- Work required: From the listing below, pull each line that includes "place".

(Extracted records)
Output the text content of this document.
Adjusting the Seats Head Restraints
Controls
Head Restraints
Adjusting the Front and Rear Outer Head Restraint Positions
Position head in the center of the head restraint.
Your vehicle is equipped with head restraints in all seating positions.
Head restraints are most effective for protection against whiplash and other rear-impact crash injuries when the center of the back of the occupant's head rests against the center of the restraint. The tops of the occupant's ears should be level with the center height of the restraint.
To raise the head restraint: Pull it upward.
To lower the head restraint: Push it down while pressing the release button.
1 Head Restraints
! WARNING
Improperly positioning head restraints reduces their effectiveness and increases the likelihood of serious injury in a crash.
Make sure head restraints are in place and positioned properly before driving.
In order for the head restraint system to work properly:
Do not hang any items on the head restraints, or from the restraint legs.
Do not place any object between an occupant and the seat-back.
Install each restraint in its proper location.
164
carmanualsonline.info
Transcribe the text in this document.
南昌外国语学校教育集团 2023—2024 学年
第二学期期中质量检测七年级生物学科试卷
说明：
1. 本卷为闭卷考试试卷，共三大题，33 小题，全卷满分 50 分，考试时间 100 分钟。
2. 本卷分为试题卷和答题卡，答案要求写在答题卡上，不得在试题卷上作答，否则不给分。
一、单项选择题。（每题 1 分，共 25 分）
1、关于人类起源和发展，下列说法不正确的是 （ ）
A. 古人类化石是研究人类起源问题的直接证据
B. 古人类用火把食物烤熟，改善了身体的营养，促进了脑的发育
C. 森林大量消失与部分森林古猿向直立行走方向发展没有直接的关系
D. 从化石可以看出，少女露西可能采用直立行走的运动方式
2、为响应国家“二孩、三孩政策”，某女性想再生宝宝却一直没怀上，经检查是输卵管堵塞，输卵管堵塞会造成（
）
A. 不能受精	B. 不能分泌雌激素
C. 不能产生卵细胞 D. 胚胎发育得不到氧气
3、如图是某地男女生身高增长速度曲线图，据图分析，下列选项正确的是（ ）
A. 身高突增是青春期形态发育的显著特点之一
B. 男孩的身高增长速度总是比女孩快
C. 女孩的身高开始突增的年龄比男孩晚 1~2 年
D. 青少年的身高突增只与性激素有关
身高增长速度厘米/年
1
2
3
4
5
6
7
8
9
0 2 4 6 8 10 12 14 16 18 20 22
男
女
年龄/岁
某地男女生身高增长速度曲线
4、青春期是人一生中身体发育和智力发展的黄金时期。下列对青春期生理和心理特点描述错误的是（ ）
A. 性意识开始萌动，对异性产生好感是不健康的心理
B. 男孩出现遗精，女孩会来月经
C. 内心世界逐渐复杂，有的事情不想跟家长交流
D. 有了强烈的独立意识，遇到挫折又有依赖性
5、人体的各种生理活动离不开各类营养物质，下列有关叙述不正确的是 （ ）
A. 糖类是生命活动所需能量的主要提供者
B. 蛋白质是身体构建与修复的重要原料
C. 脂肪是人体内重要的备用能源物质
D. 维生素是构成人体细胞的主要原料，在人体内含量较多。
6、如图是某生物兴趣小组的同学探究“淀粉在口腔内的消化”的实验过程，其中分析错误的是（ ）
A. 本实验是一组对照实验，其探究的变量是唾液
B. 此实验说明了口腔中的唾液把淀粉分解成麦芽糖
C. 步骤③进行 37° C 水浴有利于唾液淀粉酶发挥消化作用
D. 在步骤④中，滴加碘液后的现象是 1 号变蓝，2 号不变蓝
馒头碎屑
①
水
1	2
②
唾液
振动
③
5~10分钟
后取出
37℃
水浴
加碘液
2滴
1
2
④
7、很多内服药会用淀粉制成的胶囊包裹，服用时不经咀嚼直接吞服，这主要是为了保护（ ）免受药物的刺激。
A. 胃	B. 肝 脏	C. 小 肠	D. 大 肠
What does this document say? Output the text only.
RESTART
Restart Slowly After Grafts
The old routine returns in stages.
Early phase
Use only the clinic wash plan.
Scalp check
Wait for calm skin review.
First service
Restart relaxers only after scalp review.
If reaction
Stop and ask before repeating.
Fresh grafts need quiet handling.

- Answer in full:
Make sure head restraints are in place and positioned properly before driving.
Do not place any object between an occupant and the seat-back.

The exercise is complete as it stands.